Dataset entries
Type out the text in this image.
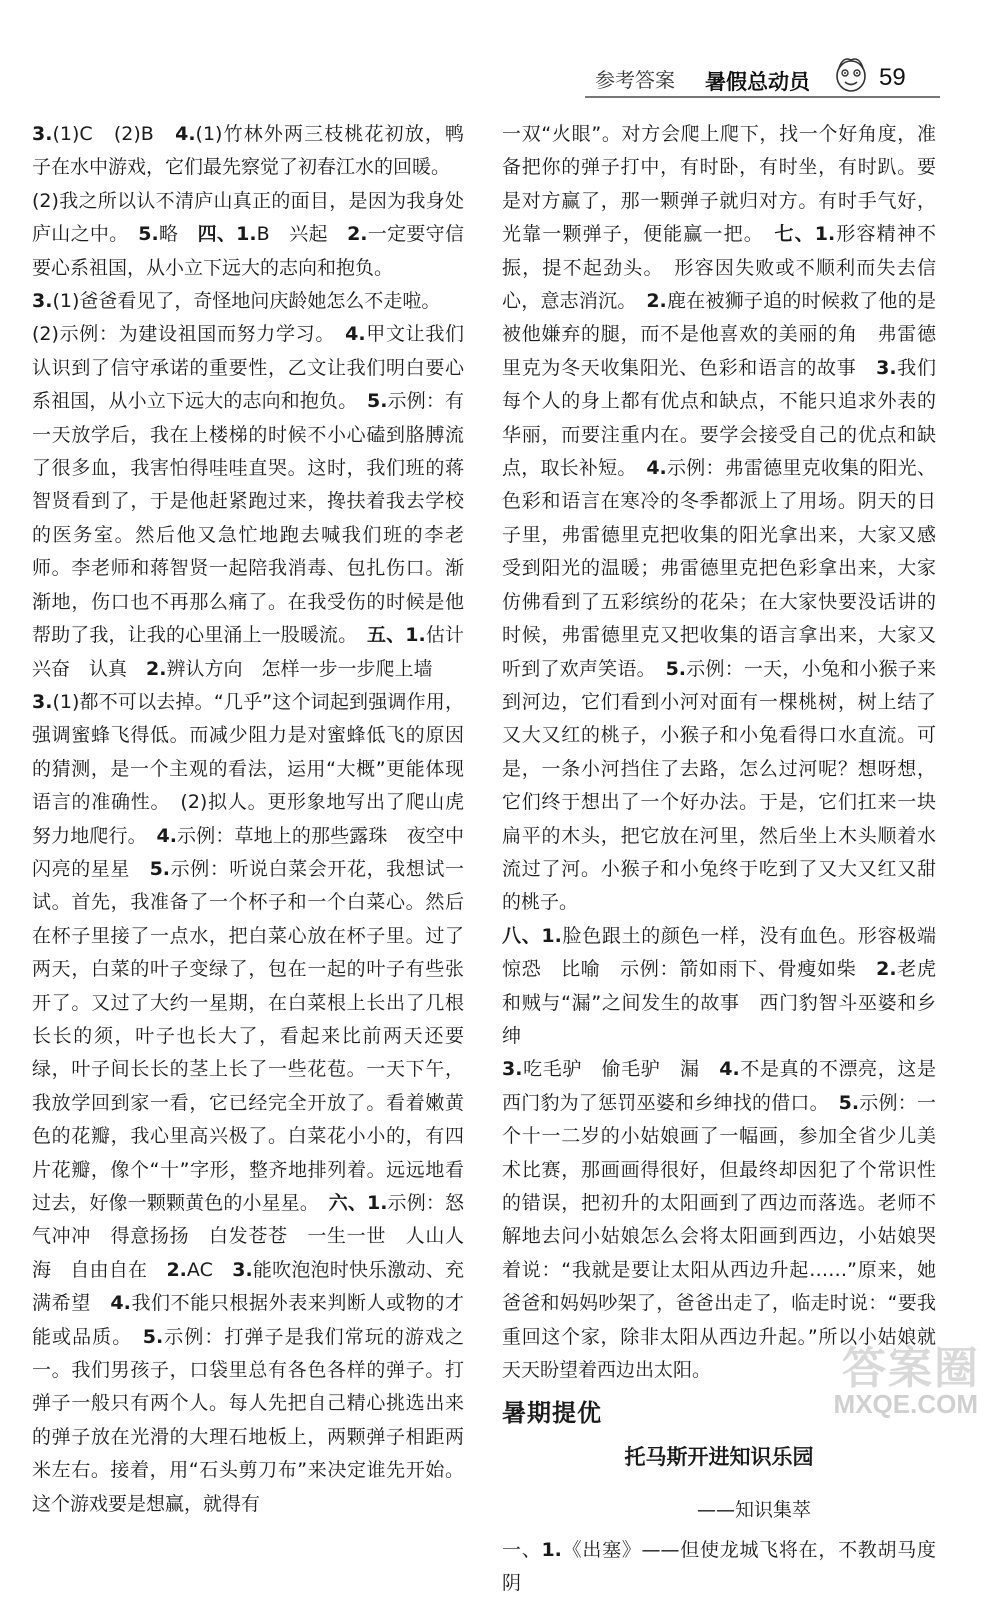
参考答案 暑假总动员	59

3.(1)C　(2)B　4.(1)竹林外两三枝桃花初放，鸭子在水中游戏，它们最先察觉了初春江水的回暖。

(2)我之所以认不清庐山真正的面目，是因为我身处庐山之中。　5.略　四、1.B　兴起　2.一定要守信　要心系祖国，从小立下远大的志向和抱负。

3.(1)爸爸看见了，奇怪地问庆龄她怎么不走啦。

(2)示例：为建设祖国而努力学习。　4.甲文让我们认识到了信守承诺的重要性，乙文让我们明白要心系祖国，从小立下远大的志向和抱负。　5.示例：有一天放学后，我在上楼梯的时候不小心磕到胳膊流了很多血，我害怕得哇哇直哭。这时，我们班的蒋智贤看到了，于是他赶紧跑过来，搀扶着我去学校的医务室。然后他又急忙地跑去喊我们班的李老师。李老师和蒋智贤一起陪我消毒、包扎伤口。渐渐地，伤口也不再那么痛了。在我受伤的时候是他帮助了我，让我的心里涌上一股暖流。　五、1.估计　兴奋　认真　2.辨认方向　怎样一步一步爬上墙

3.(1)都不可以去掉。“几乎”这个词起到强调作用，强调蜜蜂飞得低。而减少阻力是对蜜蜂低飞的原因的猜测，是一个主观的看法，运用“大概”更能体现语言的准确性。　(2)拟人。更形象地写出了爬山虎努力地爬行。　4.示例：草地上的那些露珠　夜空中闪亮的星星　5.示例：听说白菜会开花，我想试一试。首先，我准备了一个杯子和一个白菜心。然后在杯子里接了一点水，把白菜心放在杯子里。过了两天，白菜的叶子变绿了，包在一起的叶子有些张开了。又过了大约一星期，在白菜根上长出了几根长长的须，叶子也长大了，看起来比前两天还要绿，叶子间长长的茎上长了一些花苞。一天下午，我放学回到家一看，它已经完全开放了。看着嫩黄色的花瓣，我心里高兴极了。白菜花小小的，有四片花瓣，像个“十”字形，整齐地排列着。远远地看过去，好像一颗颗黄色的小星星。　六、1.示例：怒气冲冲　得意扬扬　白发苍苍　一生一世　人山人海　自由自在　2.AC　3.能吹泡泡时快乐激动、充满希望　4.我们不能只根据外表来判断人或物的才能或品质。　5.示例：打弹子是我们常玩的游戏之一。我们男孩子，口袋里总有各色各样的弹子。打弹子一般只有两个人。每人先把自己精心挑选出来的弹子放在光滑的大理石地板上，两颗弹子相距两米左右。接着，用“石头剪刀布”来决定谁先开始。这个游戏要是想赢，就得有

一双“火眼”。对方会爬上爬下，找一个好角度，准备把你的弹子打中，有时卧，有时坐，有时趴。要是对方赢了，那一颗弹子就归对方。有时手气好，光靠一颗弹子，便能赢一把。　七、1.形容精神不振，提不起劲头。　形容因失败或不顺利而失去信心，意志消沉。　2.鹿在被狮子追的时候救了他的是被他嫌弃的腿，而不是他喜欢的美丽的角　弗雷德里克为冬天收集阳光、色彩和语言的故事　3.我们每个人的身上都有优点和缺点，不能只追求外表的华丽，而要注重内在。要学会接受自己的优点和缺点，取长补短。　4.示例：弗雷德里克收集的阳光、色彩和语言在寒冷的冬季都派上了用场。阴天的日子里，弗雷德里克把收集的阳光拿出来，大家又感受到阳光的温暖；弗雷德里克把色彩拿出来，大家仿佛看到了五彩缤纷的花朵；在大家快要没话讲的时候，弗雷德里克又把收集的语言拿出来，大家又听到了欢声笑语。　5.示例：一天，小兔和小猴子来到河边，它们看到小河对面有一棵桃树，树上结了又大又红的桃子，小猴子和小兔看得口水直流。可是，一条小河挡住了去路，怎么过河呢？想呀想，它们终于想出了一个好办法。于是，它们扛来一块扁平的木头，把它放在河里，然后坐上木头顺着水流过了河。小猴子和小兔终于吃到了又大又红又甜的桃子。

八、1.脸色跟土的颜色一样，没有血色。形容极端惊恐　比喻　示例：箭如雨下、骨瘦如柴　2.老虎和贼与“漏”之间发生的故事　西门豹智斗巫婆和乡绅

3.吃毛驴　偷毛驴　漏　4.不是真的不漂亮，这是西门豹为了惩罚巫婆和乡绅找的借口。　5.示例：一个十一二岁的小姑娘画了一幅画，参加全省少儿美术比赛，那画画得很好，但最终却因犯了个常识性的错误，把初升的太阳画到了西边而落选。老师不解地去问小姑娘怎么会将太阳画到西边，小姑娘哭着说：“我就是要让太阳从西边升起……”原来，她爸爸和妈妈吵架了，爸爸出走了，临走时说：“要我重回这个家，除非太阳从西边升起。”所以小姑娘就天天盼望着西边出太阳。

暑期提优
托马斯开进知识乐园
——知识集萃

一、1.《出塞》——但使龙城飞将在，不教胡马度阴

答案圈
MXQE.COM
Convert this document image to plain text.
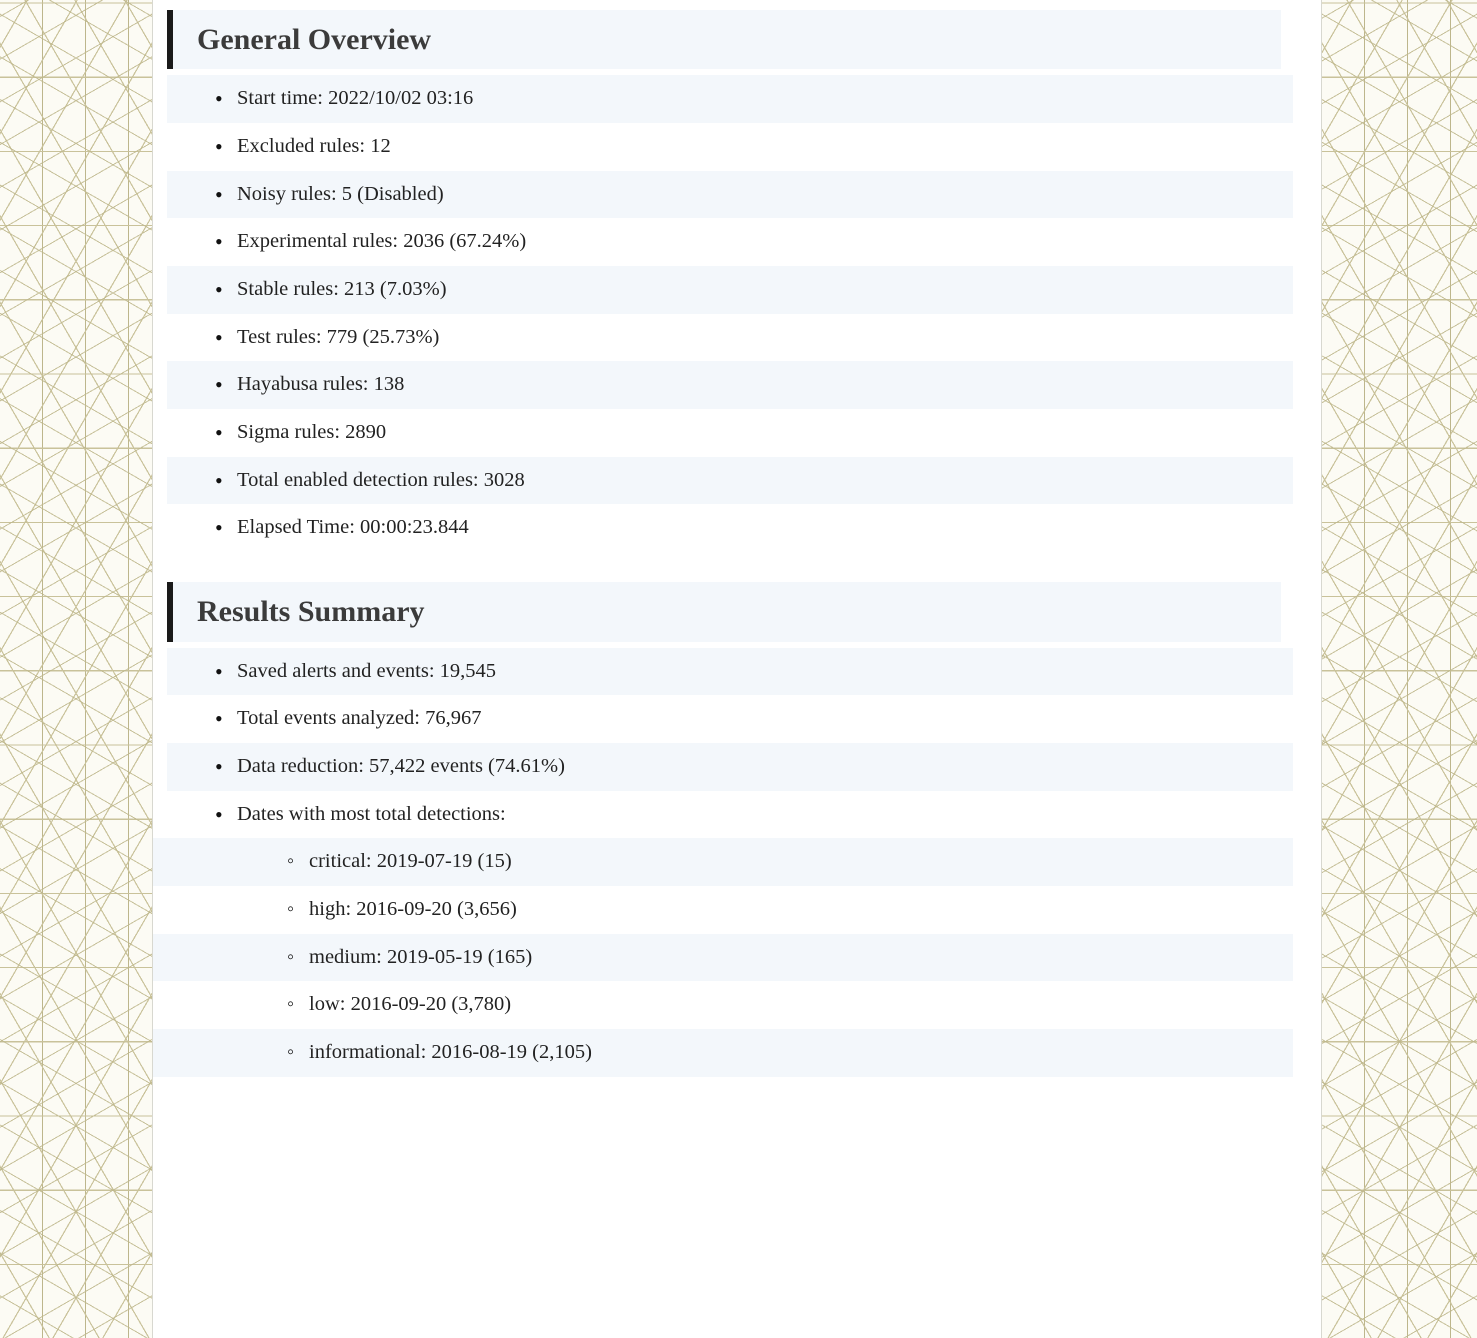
General Overview
• Start time: 2022/10/02 03:16
• Excluded rules: 12
• Noisy rules: 5 (Disabled)
• Experimental rules: 2036 (67.24%)
• Stable rules: 213 (7.03%)
• Test rules: 779 (25.73%)
• Hayabusa rules: 138
• Sigma rules: 2890
• Total enabled detection rules: 3028
• Elapsed Time: 00:00:23.844
Results Summary
• Saved alerts and events: 19,545
• Total events analyzed: 76,967
• Data reduction: 57,422 events (74.61%)
• Dates with most total detections:
◦ critical: 2019-07-19 (15)
◦ high: 2016-09-20 (3,656)
◦ medium: 2019-05-19 (165)
◦ low: 2016-09-20 (3,780)
◦ informational: 2016-08-19 (2,105)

▶ Work to do:
Scan the records above, count the lines with "events" in them, and give only the number.

▶ The output:
3